* **Stated goal**:
In your copy, leave out the pictures; write out all the data exactly.

### Working data ###

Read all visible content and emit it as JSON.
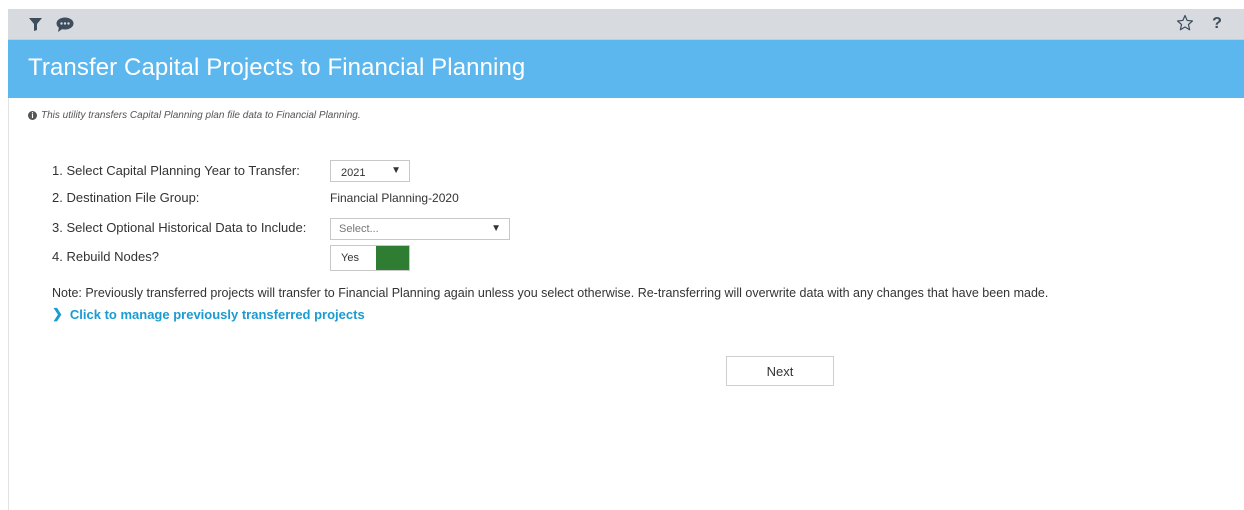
{
  "toolbar": {
    "left_icons": [
      "filter-icon",
      "chat-icon"
    ],
    "right_icons": [
      "star-icon",
      "help-icon"
    ],
    "help_glyph": "?"
  },
  "header": {
    "title": "Transfer Capital Projects to Financial Planning",
    "background": "#5db7ef"
  },
  "info": {
    "icon": "info-icon",
    "text": "This utility transfers Capital Planning plan file data to Financial Planning."
  },
  "form": {
    "step1_label": "1. Select Capital Planning Year to Transfer:",
    "year_value": "2021",
    "step2_label": "2. Destination File Group:",
    "destination_value": "Financial Planning-2020",
    "step3_label": "3. Select Optional Historical Data to Include:",
    "historical_placeholder": "Select...",
    "step4_label": "4. Rebuild Nodes?",
    "rebuild_value": "Yes",
    "toggle_color": "#2e7d32"
  },
  "note": "Note: Previously transferred projects will transfer to Financial Planning again unless you select otherwise. Re-transferring will overwrite data with any changes that have been made.",
  "manage_link": "Click to manage previously transferred projects",
  "next_button": "Next"
}
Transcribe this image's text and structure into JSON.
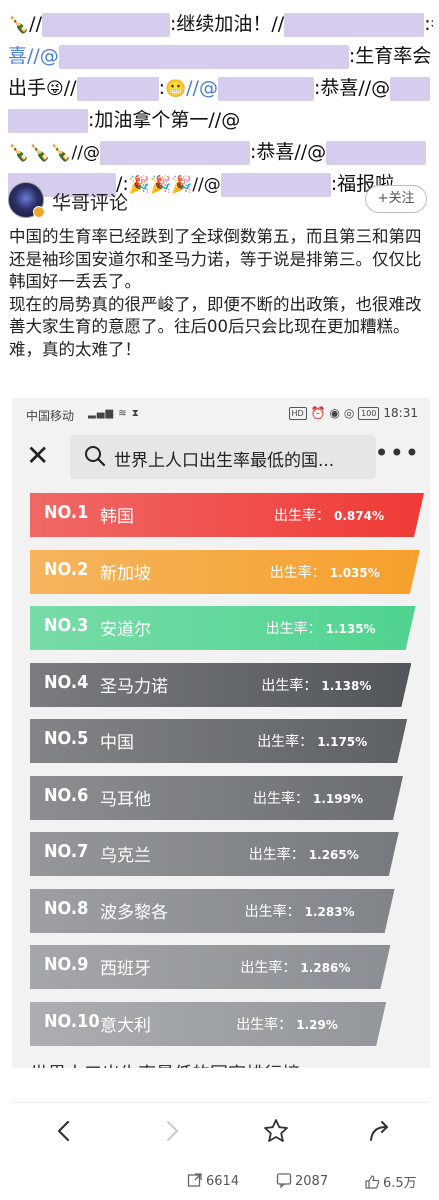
{
  "comments": {
    "line1_text": ":继续加油！//",
    "line1_tail": ":恭",
    "line2_head": "喜//@",
    "line2_tail": ":生育率会",
    "line3_head": "出手",
    "line3_text_a": ":",
    "line3_text_b": "//@",
    "line3_text_c": ":恭喜//@",
    "line4_text": ":加油拿个第一//@",
    "line5_head_emoji": "🍾🍾🍾//@",
    "line5_text": ":恭喜//@",
    "line6_text": "/:",
    "line6_emoji": "🎉🎉🎉//@",
    "line6_tail": ":福报啦"
  },
  "author": {
    "name": "华哥评论",
    "follow_label": "+关注"
  },
  "post": {
    "paragraphs": [
      "中国的生育率已经跌到了全球倒数第五，而且第三和第四还是袖珍国安道尔和圣马力诺，等于说是排第三。仅仅比韩国好一丢丢了。",
      "现在的局势真的很严峻了，即便不断的出政策，也很难改善大家生育的意愿了。往后00后只会比现在更加糟糕。",
      "难，真的太难了！"
    ]
  },
  "screenshot": {
    "status_bar": {
      "carrier": "中国移动",
      "signal": "⁴ᴳ",
      "right_icons": "HD",
      "battery": "100",
      "time": "18:31"
    },
    "search_text": "世界上人口出生率最低的国...",
    "rate_label": "出生率：",
    "rankings": [
      {
        "no": "NO.1",
        "name": "韩国",
        "rate": "0.874%",
        "color": "#f03a36"
      },
      {
        "no": "NO.2",
        "name": "新加坡",
        "rate": "1.035%",
        "color": "#f6a02c"
      },
      {
        "no": "NO.3",
        "name": "安道尔",
        "rate": "1.135%",
        "color": "#4fd48f"
      },
      {
        "no": "NO.4",
        "name": "圣马力诺",
        "rate": "1.138%",
        "color": "#525559"
      },
      {
        "no": "NO.5",
        "name": "中国",
        "rate": "1.175%",
        "color": "#5d6064"
      },
      {
        "no": "NO.6",
        "name": "马耳他",
        "rate": "1.199%",
        "color": "#6a6d71"
      },
      {
        "no": "NO.7",
        "name": "乌克兰",
        "rate": "1.265%",
        "color": "#76797d"
      },
      {
        "no": "NO.8",
        "name": "波多黎各",
        "rate": "1.283%",
        "color": "#818488"
      },
      {
        "no": "NO.9",
        "name": "西班牙",
        "rate": "1.286%",
        "color": "#8b8e92"
      },
      {
        "no": "NO.10",
        "name": "意大利",
        "rate": "1.29%",
        "color": "#94979b"
      }
    ],
    "next_title": "世界人口出生率最低的国家排行榜"
  },
  "stats": {
    "shares": "6614",
    "comments": "2087",
    "likes": "6.5万"
  }
}
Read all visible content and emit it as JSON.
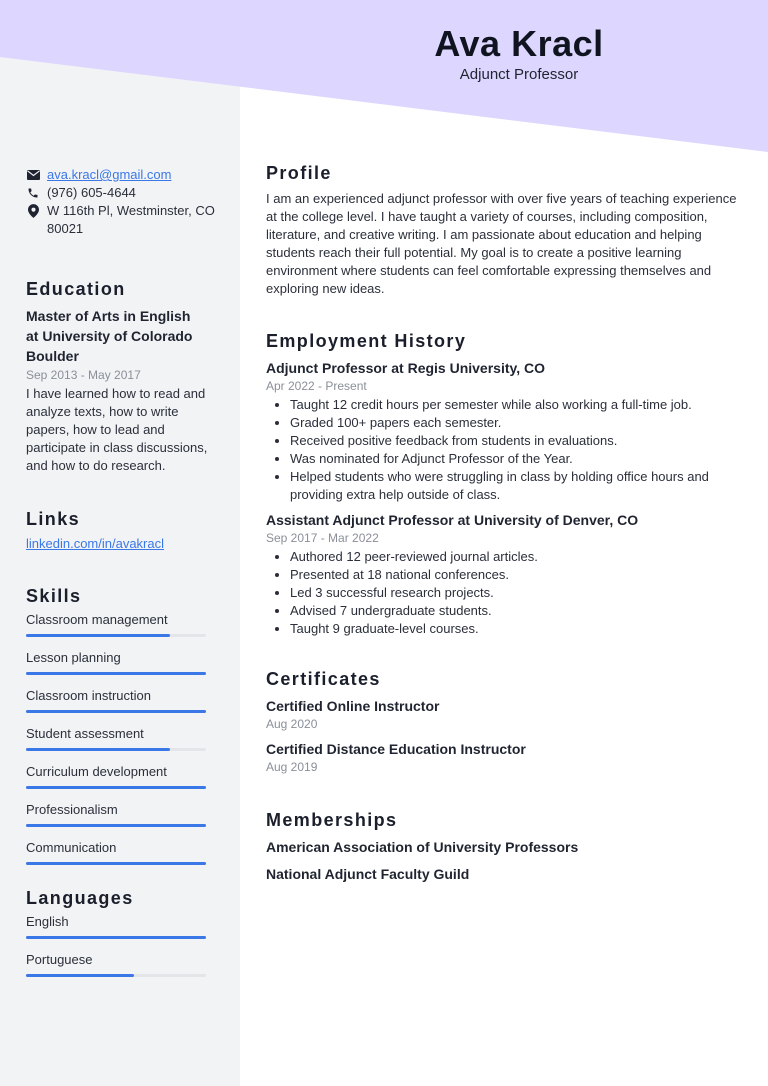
{
  "header": {
    "name": "Ava Kracl",
    "title": "Adjunct Professor"
  },
  "colors": {
    "header_band": "#ddd6fe",
    "sidebar": "#f2f3f5",
    "accent": "#3b78e7"
  },
  "contact": {
    "email": "ava.kracl@gmail.com",
    "phone": "(976) 605-4644",
    "address_line1": "W 116th Pl, Westminster, CO",
    "address_line2": "80021"
  },
  "education": {
    "heading": "Education",
    "degree_line1": "Master of Arts in English",
    "degree_line2": "at University of Colorado",
    "degree_line3": "Boulder",
    "dates": "Sep 2013 - May 2017",
    "description": "I have learned how to read and analyze texts, how to write papers, how to lead and participate in class discussions, and how to do research."
  },
  "links": {
    "heading": "Links",
    "items": [
      {
        "label": "linkedin.com/in/avakracl"
      }
    ]
  },
  "skills": {
    "heading": "Skills",
    "items": [
      {
        "name": "Classroom management",
        "level": 0.8
      },
      {
        "name": "Lesson planning",
        "level": 1.0
      },
      {
        "name": "Classroom instruction",
        "level": 1.0
      },
      {
        "name": "Student assessment",
        "level": 0.8
      },
      {
        "name": "Curriculum development",
        "level": 1.0
      },
      {
        "name": "Professionalism",
        "level": 1.0
      },
      {
        "name": "Communication",
        "level": 1.0
      }
    ]
  },
  "languages": {
    "heading": "Languages",
    "items": [
      {
        "name": "English",
        "level": 1.0
      },
      {
        "name": "Portuguese",
        "level": 0.6
      }
    ]
  },
  "profile": {
    "heading": "Profile",
    "text": "I am an experienced adjunct professor with over five years of teaching experience at the college level. I have taught a variety of courses, including composition, literature, and creative writing. I am passionate about education and helping students reach their full potential. My goal is to create a positive learning environment where students can feel comfortable expressing themselves and exploring new ideas."
  },
  "employment": {
    "heading": "Employment History",
    "jobs": [
      {
        "title": "Adjunct Professor at Regis University, CO",
        "dates": "Apr 2022 - Present",
        "bullets": [
          "Taught 12 credit hours per semester while also working a full-time job.",
          "Graded 100+ papers each semester.",
          "Received positive feedback from students in evaluations.",
          "Was nominated for Adjunct Professor of the Year.",
          "Helped students who were struggling in class by holding office hours and providing extra help outside of class."
        ]
      },
      {
        "title": "Assistant Adjunct Professor at University of Denver, CO",
        "dates": "Sep 2017 - Mar 2022",
        "bullets": [
          "Authored 12 peer-reviewed journal articles.",
          "Presented at 18 national conferences.",
          "Led 3 successful research projects.",
          "Advised 7 undergraduate students.",
          "Taught 9 graduate-level courses."
        ]
      }
    ]
  },
  "certificates": {
    "heading": "Certificates",
    "items": [
      {
        "name": "Certified Online Instructor",
        "date": "Aug 2020"
      },
      {
        "name": "Certified Distance Education Instructor",
        "date": "Aug 2019"
      }
    ]
  },
  "memberships": {
    "heading": "Memberships",
    "items": [
      "American Association of University Professors",
      "National Adjunct Faculty Guild"
    ]
  }
}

###

* **Task solution**:
Read all visible content and emit it as JSON.
{
  "toolbar": {
    "left_icons": [
      "filter-icon",
      "chat-icon"
    ],
    "right_icons": [
      "star-icon",
      "help-icon"
    ],
    "help_glyph": "?"
  },
  "header": {
    "title": "Transfer Capital Projects to Financial Planning",
    "background": "#5db7ef"
  },
  "info": {
    "icon": "info-icon",
    "text": "This utility transfers Capital Planning plan file data to Financial Planning."
  },
  "form": {
    "step1_label": "1. Select Capital Planning Year to Transfer:",
    "year_value": "2021",
    "step2_label": "2. Destination File Group:",
    "destination_value": "Financial Planning-2020",
    "step3_label": "3. Select Optional Historical Data to Include:",
    "historical_placeholder": "Select...",
    "step4_label": "4. Rebuild Nodes?",
    "rebuild_value": "Yes",
    "toggle_color": "#2e7d32"
  },
  "note": "Note: Previously transferred projects will transfer to Financial Planning again unless you select otherwise. Re-transferring will overwrite data with any changes that have been made.",
  "manage_link": "Click to manage previously transferred projects",
  "next_button": "Next"
}
Transcribe this image's text and structure into JSON.
{
  "comments": {
    "line1_text": ":继续加油！//",
    "line1_tail": ":恭",
    "line2_head": "喜//@",
    "line2_tail": ":生育率会",
    "line3_head": "出手",
    "line3_text_a": ":",
    "line3_text_b": "//@",
    "line3_text_c": ":恭喜//@",
    "line4_text": ":加油拿个第一//@",
    "line5_head_emoji": "🍾🍾🍾//@",
    "line5_text": ":恭喜//@",
    "line6_text": "/:",
    "line6_emoji": "🎉🎉🎉//@",
    "line6_tail": ":福报啦"
  },
  "author": {
    "name": "华哥评论",
    "follow_label": "+关注"
  },
  "post": {
    "paragraphs": [
      "中国的生育率已经跌到了全球倒数第五，而且第三和第四还是袖珍国安道尔和圣马力诺，等于说是排第三。仅仅比韩国好一丢丢了。",
      "现在的局势真的很严峻了，即便不断的出政策，也很难改善大家生育的意愿了。往后00后只会比现在更加糟糕。",
      "难，真的太难了！"
    ]
  },
  "screenshot": {
    "status_bar": {
      "carrier": "中国移动",
      "signal": "⁴ᴳ",
      "right_icons": "HD",
      "battery": "100",
      "time": "18:31"
    },
    "search_text": "世界上人口出生率最低的国...",
    "rate_label": "出生率：",
    "rankings": [
      {
        "no": "NO.1",
        "name": "韩国",
        "rate": "0.874%",
        "color": "#f03a36"
      },
      {
        "no": "NO.2",
        "name": "新加坡",
        "rate": "1.035%",
        "color": "#f6a02c"
      },
      {
        "no": "NO.3",
        "name": "安道尔",
        "rate": "1.135%",
        "color": "#4fd48f"
      },
      {
        "no": "NO.4",
        "name": "圣马力诺",
        "rate": "1.138%",
        "color": "#525559"
      },
      {
        "no": "NO.5",
        "name": "中国",
        "rate": "1.175%",
        "color": "#5d6064"
      },
      {
        "no": "NO.6",
        "name": "马耳他",
        "rate": "1.199%",
        "color": "#6a6d71"
      },
      {
        "no": "NO.7",
        "name": "乌克兰",
        "rate": "1.265%",
        "color": "#76797d"
      },
      {
        "no": "NO.8",
        "name": "波多黎各",
        "rate": "1.283%",
        "color": "#818488"
      },
      {
        "no": "NO.9",
        "name": "西班牙",
        "rate": "1.286%",
        "color": "#8b8e92"
      },
      {
        "no": "NO.10",
        "name": "意大利",
        "rate": "1.29%",
        "color": "#94979b"
      }
    ],
    "next_title": "世界人口出生率最低的国家排行榜"
  },
  "stats": {
    "shares": "6614",
    "comments": "2087",
    "likes": "6.5万"
  }
}
Read all visible content and emit it as JSON.
{
  "header": {
    "name": "Ava Kracl",
    "title": "Adjunct Professor"
  },
  "colors": {
    "header_band": "#ddd6fe",
    "sidebar": "#f2f3f5",
    "accent": "#3b78e7"
  },
  "contact": {
    "email": "ava.kracl@gmail.com",
    "phone": "(976) 605-4644",
    "address_line1": "W 116th Pl, Westminster, CO",
    "address_line2": "80021"
  },
  "education": {
    "heading": "Education",
    "degree_line1": "Master of Arts in English",
    "degree_line2": "at University of Colorado",
    "degree_line3": "Boulder",
    "dates": "Sep 2013 - May 2017",
    "description": "I have learned how to read and analyze texts, how to write papers, how to lead and participate in class discussions, and how to do research."
  },
  "links": {
    "heading": "Links",
    "items": [
      {
        "label": "linkedin.com/in/avakracl"
      }
    ]
  },
  "skills": {
    "heading": "Skills",
    "items": [
      {
        "name": "Classroom management",
        "level": 0.8
      },
      {
        "name": "Lesson planning",
        "level": 1.0
      },
      {
        "name": "Classroom instruction",
        "level": 1.0
      },
      {
        "name": "Student assessment",
        "level": 0.8
      },
      {
        "name": "Curriculum development",
        "level": 1.0
      },
      {
        "name": "Professionalism",
        "level": 1.0
      },
      {
        "name": "Communication",
        "level": 1.0
      }
    ]
  },
  "languages": {
    "heading": "Languages",
    "items": [
      {
        "name": "English",
        "level": 1.0
      },
      {
        "name": "Portuguese",
        "level": 0.6
      }
    ]
  },
  "profile": {
    "heading": "Profile",
    "text": "I am an experienced adjunct professor with over five years of teaching experience at the college level. I have taught a variety of courses, including composition, literature, and creative writing. I am passionate about education and helping students reach their full potential. My goal is to create a positive learning environment where students can feel comfortable expressing themselves and exploring new ideas."
  },
  "employment": {
    "heading": "Employment History",
    "jobs": [
      {
        "title": "Adjunct Professor at Regis University, CO",
        "dates": "Apr 2022 - Present",
        "bullets": [
          "Taught 12 credit hours per semester while also working a full-time job.",
          "Graded 100+ papers each semester.",
          "Received positive feedback from students in evaluations.",
          "Was nominated for Adjunct Professor of the Year.",
          "Helped students who were struggling in class by holding office hours and providing extra help outside of class."
        ]
      },
      {
        "title": "Assistant Adjunct Professor at University of Denver, CO",
        "dates": "Sep 2017 - Mar 2022",
        "bullets": [
          "Authored 12 peer-reviewed journal articles.",
          "Presented at 18 national conferences.",
          "Led 3 successful research projects.",
          "Advised 7 undergraduate students.",
          "Taught 9 graduate-level courses."
        ]
      }
    ]
  },
  "certificates": {
    "heading": "Certificates",
    "items": [
      {
        "name": "Certified Online Instructor",
        "date": "Aug 2020"
      },
      {
        "name": "Certified Distance Education Instructor",
        "date": "Aug 2019"
      }
    ]
  },
  "memberships": {
    "heading": "Memberships",
    "items": [
      "American Association of University Professors",
      "National Adjunct Faculty Guild"
    ]
  }
}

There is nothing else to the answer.